EXTRACT TO READ ▸
§
In addition to perpetuating the safety myth, the Bush administration 
has been misleading the American public with its argument that 
stricter CAFE standards will lead to job loss and damage the economy. 
On the contrary, it is Detroit's sluggish pace in the global race to 
build the next generation of efficient vehicles that poses the 
biggest risk to the U.S. automotive industry.


Less is more: the 2004 Prius.
Even as Motor Trend has named the hybrid Toyota Prius its 2004 Car of 
the Year, the Big Three have stalled on their own hybrid plans. Ford 
intended to release its hybrid Escape SUV by the end of 2003, but is 
delaying the release until summer 2004. It has also scrapped its 2000 
pledge to improve the fuel economy of its SUVs 25 percent by 2005. 
And General Motors' hybrid Saturn VUE SUV won't hit the roads until 
model year 2006.

Of American car companies, General Motors has the most to lose. GM 
has long been the world's largest automaker, but its global market 
share is declining, and in 2003, Toyota's net income outpaced GM's by 
almost $3 billion. Toyota owes some portion of that success to the 
rapid growth of its hybrid sales. In 2003, Toyota sold more than 
20,000 hybrid Prius models in the U.S. -- only three years after 
introducing the car to market. That's an impressive number, 
especially given that the car's concept is still so confusing to 
American buyers that they often ask salespeople, "Where do you plug 
it in?" In 2004, Prius sales are expected to reach 47,000. Both 
Toyota and Honda have announced plans to have hybrid versions of 
every model in their inventories by 2007.

The Wheel Deal

Some industry analysts warn that by refusing to jump on the 
fuel-efficiency bandwagon, American automakers will perpetually be 
six years behind their Japanese counterparts. U.S. automakers counter 
that they're just following market cues. "We'd be happy to make more 
efficient cars if consumers wanted to buy them. What incentivizes us 
more than anything is the demands of the marketplace," said Eron 
Shosteck, a spokesperson for the Alliance of Automobile 
Manufacturers. "Our problem is that whether or not we produce 
fuel-efficient models to meet CAFE standards, American consumers by 
and large want bigger cars."


Stuck in traffic?
Photo: ORNL.
According to Shosteck, the argument that the gas-guzzling epidemic in 
America is Detroit's fault and could be solved merely by the 
production of more fuel-efficient cars is like saying that obesity in 
America is the clothing industry's fault and could be solved if only 
clothing manufacturers would start offering smaller sizes.
§
REQUESTS ▸
1) In the article on fuel economy, write out the passage starting with "According to Shosteck, the" and going on through "offering smaller sizes.".
2) Condense the paragraph of the article on fuel economy that opens "Of American car companies, General Motors has the most to lose" into a short bulleted list of its main facts.

[Extracted data entries]
§
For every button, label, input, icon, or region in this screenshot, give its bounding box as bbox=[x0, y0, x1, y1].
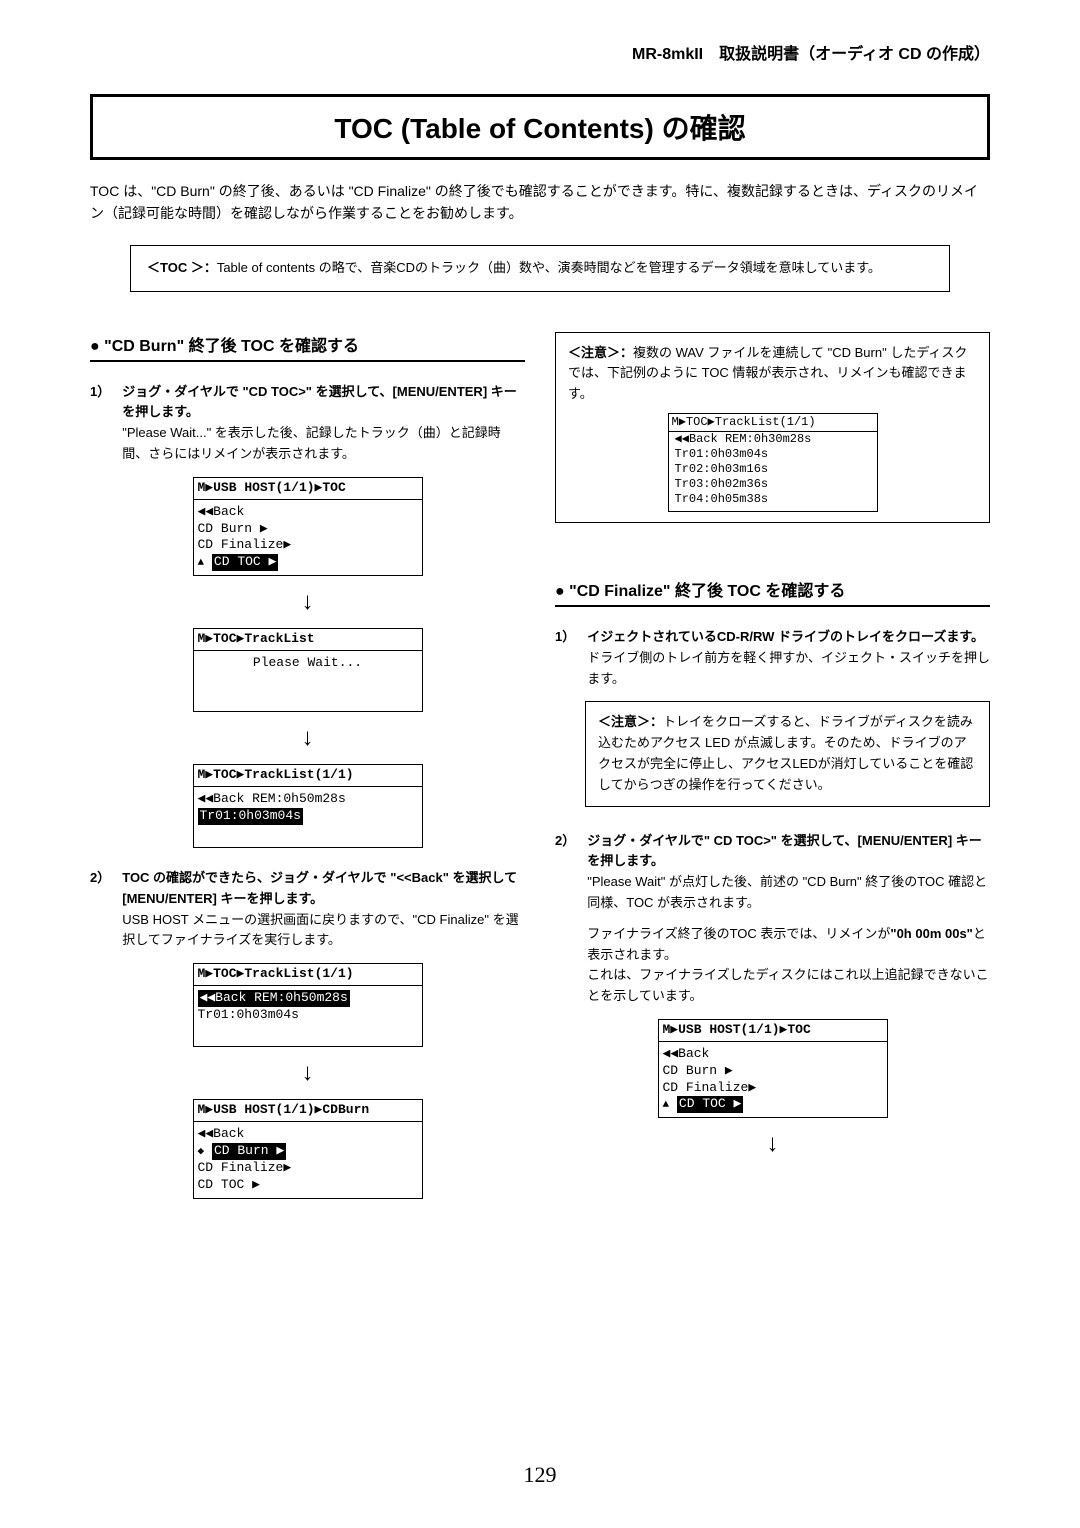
note-lcd: M▶TOC▶TrackList(1/1) ◀◀Back REM:0h30m28s… bbox=[668, 413, 878, 512]
arrow-down-icon: ↓ bbox=[90, 724, 525, 752]
lcd-header: M▶TOC▶TrackList bbox=[194, 629, 422, 651]
lcd-selected-line: CD TOC ▶ bbox=[677, 1096, 743, 1113]
toc-def-label: ＜TOC ＞： bbox=[147, 260, 217, 275]
right-step-1: 1） イジェクトされているCD-R/RW ドライブのトレイをクローズます。 ドラ… bbox=[555, 627, 990, 689]
lcd-line: Tr04:0h05m38s bbox=[669, 492, 877, 507]
lcd-line: Tr02:0h03m16s bbox=[669, 462, 877, 477]
lcd-header: M▶USB HOST(1/1)▶TOC bbox=[659, 1020, 887, 1042]
lcd-line: ◀◀Back REM:0h50m28s bbox=[198, 791, 418, 808]
lcd-line: Tr01:0h03m04s bbox=[198, 1007, 418, 1024]
lcd-line: ◀◀Back bbox=[198, 504, 418, 521]
left-column: ● "CD Burn" 終了後 TOC を確認する 1） ジョグ・ダイヤルで "… bbox=[90, 332, 525, 1211]
right-step-2: 2） ジョグ・ダイヤルで" CD TOC>" を選択して、[MENU/ENTER… bbox=[555, 831, 990, 1007]
left-step-1: 1） ジョグ・ダイヤルで "CD TOC>" を選択して、[MENU/ENTER… bbox=[90, 382, 525, 465]
note-box-1: ＜注意＞：複数の WAV ファイルを連続して "CD Burn" したディスクで… bbox=[555, 332, 990, 523]
step-text: ドライブ側のトレイ前方を軽く押すか、イジェクト・スイッチを押します。 bbox=[587, 648, 990, 690]
lcd-screen-right: M▶USB HOST(1/1)▶TOC ◀◀Back CD Burn ▶ CD … bbox=[658, 1019, 888, 1118]
lcd-screen-1: M▶USB HOST(1/1)▶TOC ◀◀Back CD Burn ▶ CD … bbox=[193, 477, 423, 576]
lcd-selected-line: CD TOC ▶ bbox=[212, 554, 278, 571]
toc-def-text: Table of contents の略で、音楽CDのトラック（曲）数や、演奏時… bbox=[217, 260, 881, 275]
left-step-2: 2） TOC の確認ができたら、ジョグ・ダイヤルで "<<Back" を選択して… bbox=[90, 868, 525, 951]
page-header: MR-8mkII 取扱説明書（オーディオ CD の作成） bbox=[90, 40, 990, 64]
lcd-header: M▶TOC▶TrackList(1/1) bbox=[194, 964, 422, 986]
lcd-line: Tr03:0h02m36s bbox=[669, 477, 877, 492]
lcd-body: Please Wait... bbox=[194, 651, 422, 711]
toc-definition-box: ＜TOC ＞：Table of contents の略で、音楽CDのトラック（曲… bbox=[130, 245, 950, 292]
right-section-title: ● "CD Finalize" 終了後 TOC を確認する bbox=[555, 577, 990, 607]
step-number: 1） bbox=[555, 627, 575, 689]
arrow-down-icon: ↓ bbox=[555, 1130, 990, 1158]
lcd-caret-icon: ▲ bbox=[663, 1099, 670, 1111]
lcd-line: CD Burn ▶ bbox=[198, 521, 418, 538]
step-number: 2） bbox=[555, 831, 575, 1007]
lcd-caret-icon: ▲ bbox=[198, 557, 205, 569]
step-text: これは、ファイナライズしたディスクにはこれ以上追記録できないことを示しています。 bbox=[587, 965, 990, 1007]
lcd-line: CD Burn ▶ bbox=[663, 1063, 883, 1080]
lcd-header: M▶USB HOST(1/1)▶TOC bbox=[194, 478, 422, 500]
arrow-down-icon: ↓ bbox=[90, 1059, 525, 1087]
step-bold: イジェクトされているCD-R/RW ドライブのトレイをクローズます。 bbox=[587, 627, 990, 648]
step-bold: ジョグ・ダイヤルで" CD TOC>" を選択して、[MENU/ENTER] キ… bbox=[587, 831, 990, 873]
lcd-line: CD Finalize▶ bbox=[198, 1160, 418, 1177]
lcd-line: ◀◀Back bbox=[198, 1126, 418, 1143]
note-label: ＜注意＞： bbox=[598, 714, 663, 729]
step-text: ファイナライズ終了後のTOC 表示では、リメインが"0h 00m 00s"と表示… bbox=[587, 924, 990, 966]
intro-text: TOC は、"CD Burn" の終了後、あるいは "CD Finalize" … bbox=[90, 180, 990, 225]
step-text: "Please Wait..." を表示した後、記録したトラック（曲）と記録時間… bbox=[122, 423, 525, 465]
lcd-header: M▶TOC▶TrackList(1/1) bbox=[194, 765, 422, 787]
step-text: "Please Wait" が点灯した後、前述の "CD Burn" 終了後のT… bbox=[587, 872, 990, 914]
lcd-header: M▶TOC▶TrackList(1/1) bbox=[669, 414, 877, 432]
lcd-screen-5: M▶USB HOST(1/1)▶CDBurn ◀◀Back ◆ CD Burn … bbox=[193, 1099, 423, 1198]
lcd-screen-3: M▶TOC▶TrackList(1/1) ◀◀Back REM:0h50m28s… bbox=[193, 764, 423, 848]
lcd-line: CD Finalize▶ bbox=[198, 537, 418, 554]
lcd-caret-icon: ◆ bbox=[198, 1146, 205, 1158]
lcd-line: ◀◀Back REM:0h30m28s bbox=[669, 432, 877, 447]
lcd-screen-4: M▶TOC▶TrackList(1/1) ◀◀Back REM:0h50m28s… bbox=[193, 963, 423, 1047]
lcd-selected-line: CD Burn ▶ bbox=[212, 1143, 286, 1160]
lcd-selected-line: ◀◀Back REM:0h50m28s bbox=[198, 990, 350, 1007]
arrow-down-icon: ↓ bbox=[90, 588, 525, 616]
lcd-line: CD Finalize▶ bbox=[663, 1080, 883, 1097]
lcd-line: CD TOC ▶ bbox=[198, 1177, 418, 1194]
step-text: USB HOST メニューの選択画面に戻りますので、"CD Finalize" … bbox=[122, 910, 525, 952]
step-bold: ジョグ・ダイヤルで "CD TOC>" を選択して、[MENU/ENTER] キ… bbox=[122, 382, 525, 424]
step-bold: TOC の確認ができたら、ジョグ・ダイヤルで "<<Back" を選択して [M… bbox=[122, 868, 525, 910]
left-section-title: ● "CD Burn" 終了後 TOC を確認する bbox=[90, 332, 525, 362]
note-box-2: ＜注意＞：トレイをクローズすると、ドライブがディスクを読み込むためアクセス LE… bbox=[585, 701, 990, 806]
page-title: TOC (Table of Contents) の確認 bbox=[90, 94, 990, 160]
lcd-selected-line: Tr01:0h03m04s bbox=[675, 447, 769, 461]
lcd-selected-line: Tr01:0h03m04s bbox=[198, 808, 303, 825]
lcd-line: ◀◀Back bbox=[663, 1046, 883, 1063]
right-column: ＜注意＞：複数の WAV ファイルを連続して "CD Burn" したディスクで… bbox=[555, 332, 990, 1211]
page-number: 129 bbox=[0, 1462, 1080, 1488]
step-number: 1） bbox=[90, 382, 110, 465]
lcd-header: M▶USB HOST(1/1)▶CDBurn bbox=[194, 1100, 422, 1122]
step-number: 2） bbox=[90, 868, 110, 951]
lcd-screen-2: M▶TOC▶TrackList Please Wait... bbox=[193, 628, 423, 712]
note-label: ＜注意＞： bbox=[568, 345, 633, 360]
§
PROBLEM SOLUTIONS ▸
1)
According to Shosteck, the argument that the gas-guzzling epidemic in 
America is Detroit's fault and could be solved merely by the 
production of more fuel-efficient cars is like saying that obesity in 
America is the clothing industry's fault and could be solved if only 
clothing manufacturers would start offering smaller sizes.

2)
- Among American car companies, General Motors has the most to lose.
- GM has long been the world's largest automaker, but its global market share is declining.
- In 2003, Toyota's net income beat GM's by almost $3 billion, partly due to fast-growing hybrid sales.
- Toyota sold more than 20,000 Prius models in the U.S. in 2003, three years after introducing the car.
- American buyers still find the concept confusing and often ask, "Where do you plug it in?"
- Prius sales are expected to reach 47,000 in 2004.
- Toyota and Honda plan hybrid versions of every model they sell by 2007.